## [WORK TO COMPLETE]
Write the material out again exactly.

## [DATA FOR PROCESSING]
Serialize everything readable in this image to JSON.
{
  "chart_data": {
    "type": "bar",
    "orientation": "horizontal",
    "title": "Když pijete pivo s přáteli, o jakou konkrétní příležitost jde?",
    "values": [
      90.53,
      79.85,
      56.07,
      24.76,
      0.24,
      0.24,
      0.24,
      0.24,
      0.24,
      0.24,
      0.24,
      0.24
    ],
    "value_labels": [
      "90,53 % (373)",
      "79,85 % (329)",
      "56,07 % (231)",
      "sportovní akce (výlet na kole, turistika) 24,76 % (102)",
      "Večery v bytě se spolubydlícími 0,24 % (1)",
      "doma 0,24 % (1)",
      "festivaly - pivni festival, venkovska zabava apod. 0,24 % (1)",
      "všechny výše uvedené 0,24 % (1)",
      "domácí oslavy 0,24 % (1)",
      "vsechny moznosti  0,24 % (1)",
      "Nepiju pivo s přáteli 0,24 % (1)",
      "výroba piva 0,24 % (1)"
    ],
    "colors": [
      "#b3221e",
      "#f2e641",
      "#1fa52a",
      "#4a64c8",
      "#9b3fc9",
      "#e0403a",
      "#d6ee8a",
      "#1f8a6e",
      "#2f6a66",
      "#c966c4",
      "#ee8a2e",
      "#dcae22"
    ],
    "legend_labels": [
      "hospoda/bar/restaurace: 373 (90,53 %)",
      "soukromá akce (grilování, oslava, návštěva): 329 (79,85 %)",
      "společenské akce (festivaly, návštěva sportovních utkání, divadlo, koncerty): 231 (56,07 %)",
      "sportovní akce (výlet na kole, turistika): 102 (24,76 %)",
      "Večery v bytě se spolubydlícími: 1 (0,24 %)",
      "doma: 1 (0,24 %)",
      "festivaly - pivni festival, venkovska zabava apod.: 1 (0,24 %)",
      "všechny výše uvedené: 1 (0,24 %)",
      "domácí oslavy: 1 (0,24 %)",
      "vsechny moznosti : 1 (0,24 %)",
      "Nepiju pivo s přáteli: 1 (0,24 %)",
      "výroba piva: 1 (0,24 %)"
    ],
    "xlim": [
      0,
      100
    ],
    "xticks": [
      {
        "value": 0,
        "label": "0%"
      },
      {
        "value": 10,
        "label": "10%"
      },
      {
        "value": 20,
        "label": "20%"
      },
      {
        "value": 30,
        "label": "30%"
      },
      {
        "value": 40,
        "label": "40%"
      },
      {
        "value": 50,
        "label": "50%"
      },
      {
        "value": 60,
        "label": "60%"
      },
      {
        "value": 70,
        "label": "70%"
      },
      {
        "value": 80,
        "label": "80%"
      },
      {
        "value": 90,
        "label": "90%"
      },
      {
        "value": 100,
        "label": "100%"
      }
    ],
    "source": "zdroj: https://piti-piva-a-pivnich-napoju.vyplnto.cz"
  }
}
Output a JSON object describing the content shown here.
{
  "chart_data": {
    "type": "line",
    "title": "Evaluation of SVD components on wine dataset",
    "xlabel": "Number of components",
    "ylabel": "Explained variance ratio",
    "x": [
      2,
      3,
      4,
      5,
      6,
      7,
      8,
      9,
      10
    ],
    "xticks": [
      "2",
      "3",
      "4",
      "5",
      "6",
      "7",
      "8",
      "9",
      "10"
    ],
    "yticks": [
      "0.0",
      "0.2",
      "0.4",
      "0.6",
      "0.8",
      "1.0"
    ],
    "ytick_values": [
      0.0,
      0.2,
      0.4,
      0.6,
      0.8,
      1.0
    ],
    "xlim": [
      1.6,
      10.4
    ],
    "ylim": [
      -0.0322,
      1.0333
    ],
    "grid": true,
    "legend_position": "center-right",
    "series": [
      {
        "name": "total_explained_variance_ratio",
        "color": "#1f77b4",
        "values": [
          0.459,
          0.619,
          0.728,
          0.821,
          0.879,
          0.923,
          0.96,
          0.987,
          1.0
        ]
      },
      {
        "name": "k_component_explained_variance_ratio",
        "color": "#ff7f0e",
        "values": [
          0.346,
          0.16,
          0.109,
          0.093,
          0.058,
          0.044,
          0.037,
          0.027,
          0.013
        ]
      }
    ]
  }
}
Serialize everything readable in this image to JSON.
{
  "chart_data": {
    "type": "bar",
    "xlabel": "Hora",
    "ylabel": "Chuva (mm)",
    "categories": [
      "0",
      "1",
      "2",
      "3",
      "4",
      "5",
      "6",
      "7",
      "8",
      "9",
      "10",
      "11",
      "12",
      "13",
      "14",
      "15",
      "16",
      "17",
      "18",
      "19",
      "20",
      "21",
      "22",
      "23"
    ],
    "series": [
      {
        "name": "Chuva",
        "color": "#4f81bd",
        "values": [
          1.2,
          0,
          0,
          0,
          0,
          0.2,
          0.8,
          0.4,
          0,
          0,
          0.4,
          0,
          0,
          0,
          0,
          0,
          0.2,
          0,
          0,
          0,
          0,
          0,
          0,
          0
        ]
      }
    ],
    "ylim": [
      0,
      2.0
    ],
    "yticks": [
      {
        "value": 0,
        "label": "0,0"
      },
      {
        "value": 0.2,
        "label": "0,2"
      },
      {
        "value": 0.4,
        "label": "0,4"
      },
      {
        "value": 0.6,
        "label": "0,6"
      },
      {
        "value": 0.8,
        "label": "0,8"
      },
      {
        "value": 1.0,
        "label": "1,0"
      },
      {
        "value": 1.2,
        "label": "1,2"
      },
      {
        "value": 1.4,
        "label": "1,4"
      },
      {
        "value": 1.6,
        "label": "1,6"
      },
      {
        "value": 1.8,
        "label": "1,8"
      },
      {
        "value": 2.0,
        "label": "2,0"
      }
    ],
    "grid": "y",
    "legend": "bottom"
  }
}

## [WORKED SOLUTION]
Serialize everything readable in this image to JSON.
{
  "chart_data": {
    "type": "bar",
    "orientation": "horizontal",
    "title": "Když pijete pivo s přáteli, o jakou konkrétní příležitost jde?",
    "values": [
      90.53,
      79.85,
      56.07,
      24.76,
      0.24,
      0.24,
      0.24,
      0.24,
      0.24,
      0.24,
      0.24,
      0.24
    ],
    "value_labels": [
      "90,53 % (373)",
      "79,85 % (329)",
      "56,07 % (231)",
      "sportovní akce (výlet na kole, turistika) 24,76 % (102)",
      "Večery v bytě se spolubydlícími 0,24 % (1)",
      "doma 0,24 % (1)",
      "festivaly - pivni festival, venkovska zabava apod. 0,24 % (1)",
      "všechny výše uvedené 0,24 % (1)",
      "domácí oslavy 0,24 % (1)",
      "vsechny moznosti  0,24 % (1)",
      "Nepiju pivo s přáteli 0,24 % (1)",
      "výroba piva 0,24 % (1)"
    ],
    "colors": [
      "#b3221e",
      "#f2e641",
      "#1fa52a",
      "#4a64c8",
      "#9b3fc9",
      "#e0403a",
      "#d6ee8a",
      "#1f8a6e",
      "#2f6a66",
      "#c966c4",
      "#ee8a2e",
      "#dcae22"
    ],
    "legend_labels": [
      "hospoda/bar/restaurace: 373 (90,53 %)",
      "soukromá akce (grilování, oslava, návštěva): 329 (79,85 %)",
      "společenské akce (festivaly, návštěva sportovních utkání, divadlo, koncerty): 231 (56,07 %)",
      "sportovní akce (výlet na kole, turistika): 102 (24,76 %)",
      "Večery v bytě se spolubydlícími: 1 (0,24 %)",
      "doma: 1 (0,24 %)",
      "festivaly - pivni festival, venkovska zabava apod.: 1 (0,24 %)",
      "všechny výše uvedené: 1 (0,24 %)",
      "domácí oslavy: 1 (0,24 %)",
      "vsechny moznosti : 1 (0,24 %)",
      "Nepiju pivo s přáteli: 1 (0,24 %)",
      "výroba piva: 1 (0,24 %)"
    ],
    "xlim": [
      0,
      100
    ],
    "xticks": [
      {
        "value": 0,
        "label": "0%"
      },
      {
        "value": 10,
        "label": "10%"
      },
      {
        "value": 20,
        "label": "20%"
      },
      {
        "value": 30,
        "label": "30%"
      },
      {
        "value": 40,
        "label": "40%"
      },
      {
        "value": 50,
        "label": "50%"
      },
      {
        "value": 60,
        "label": "60%"
      },
      {
        "value": 70,
        "label": "70%"
      },
      {
        "value": 80,
        "label": "80%"
      },
      {
        "value": 90,
        "label": "90%"
      },
      {
        "value": 100,
        "label": "100%"
      }
    ],
    "source": "zdroj: https://piti-piva-a-pivnich-napoju.vyplnto.cz"
  }
}
Output a JSON object describing the content shown here.
{
  "chart_data": {
    "type": "line",
    "title": "Evaluation of SVD components on wine dataset",
    "xlabel": "Number of components",
    "ylabel": "Explained variance ratio",
    "x": [
      2,
      3,
      4,
      5,
      6,
      7,
      8,
      9,
      10
    ],
    "xticks": [
      "2",
      "3",
      "4",
      "5",
      "6",
      "7",
      "8",
      "9",
      "10"
    ],
    "yticks": [
      "0.0",
      "0.2",
      "0.4",
      "0.6",
      "0.8",
      "1.0"
    ],
    "ytick_values": [
      0.0,
      0.2,
      0.4,
      0.6,
      0.8,
      1.0
    ],
    "xlim": [
      1.6,
      10.4
    ],
    "ylim": [
      -0.0322,
      1.0333
    ],
    "grid": true,
    "legend_position": "center-right",
    "series": [
      {
        "name": "total_explained_variance_ratio",
        "color": "#1f77b4",
        "values": [
          0.459,
          0.619,
          0.728,
          0.821,
          0.879,
          0.923,
          0.96,
          0.987,
          1.0
        ]
      },
      {
        "name": "k_component_explained_variance_ratio",
        "color": "#ff7f0e",
        "values": [
          0.346,
          0.16,
          0.109,
          0.093,
          0.058,
          0.044,
          0.037,
          0.027,
          0.013
        ]
      }
    ]
  }
}
Serialize everything readable in this image to JSON.
{
  "chart_data": {
    "type": "bar",
    "xlabel": "Hora",
    "ylabel": "Chuva (mm)",
    "categories": [
      "0",
      "1",
      "2",
      "3",
      "4",
      "5",
      "6",
      "7",
      "8",
      "9",
      "10",
      "11",
      "12",
      "13",
      "14",
      "15",
      "16",
      "17",
      "18",
      "19",
      "20",
      "21",
      "22",
      "23"
    ],
    "series": [
      {
        "name": "Chuva",
        "color": "#4f81bd",
        "values": [
          1.2,
          0,
          0,
          0,
          0,
          0.2,
          0.8,
          0.4,
          0,
          0,
          0.4,
          0,
          0,
          0,
          0,
          0,
          0.2,
          0,
          0,
          0,
          0,
          0,
          0,
          0
        ]
      }
    ],
    "ylim": [
      0,
      2.0
    ],
    "yticks": [
      {
        "value": 0,
        "label": "0,0"
      },
      {
        "value": 0.2,
        "label": "0,2"
      },
      {
        "value": 0.4,
        "label": "0,4"
      },
      {
        "value": 0.6,
        "label": "0,6"
      },
      {
        "value": 0.8,
        "label": "0,8"
      },
      {
        "value": 1.0,
        "label": "1,0"
      },
      {
        "value": 1.2,
        "label": "1,2"
      },
      {
        "value": 1.4,
        "label": "1,4"
      },
      {
        "value": 1.6,
        "label": "1,6"
      },
      {
        "value": 1.8,
        "label": "1,8"
      },
      {
        "value": 2.0,
        "label": "2,0"
      }
    ],
    "grid": "y",
    "legend": "bottom"
  }
}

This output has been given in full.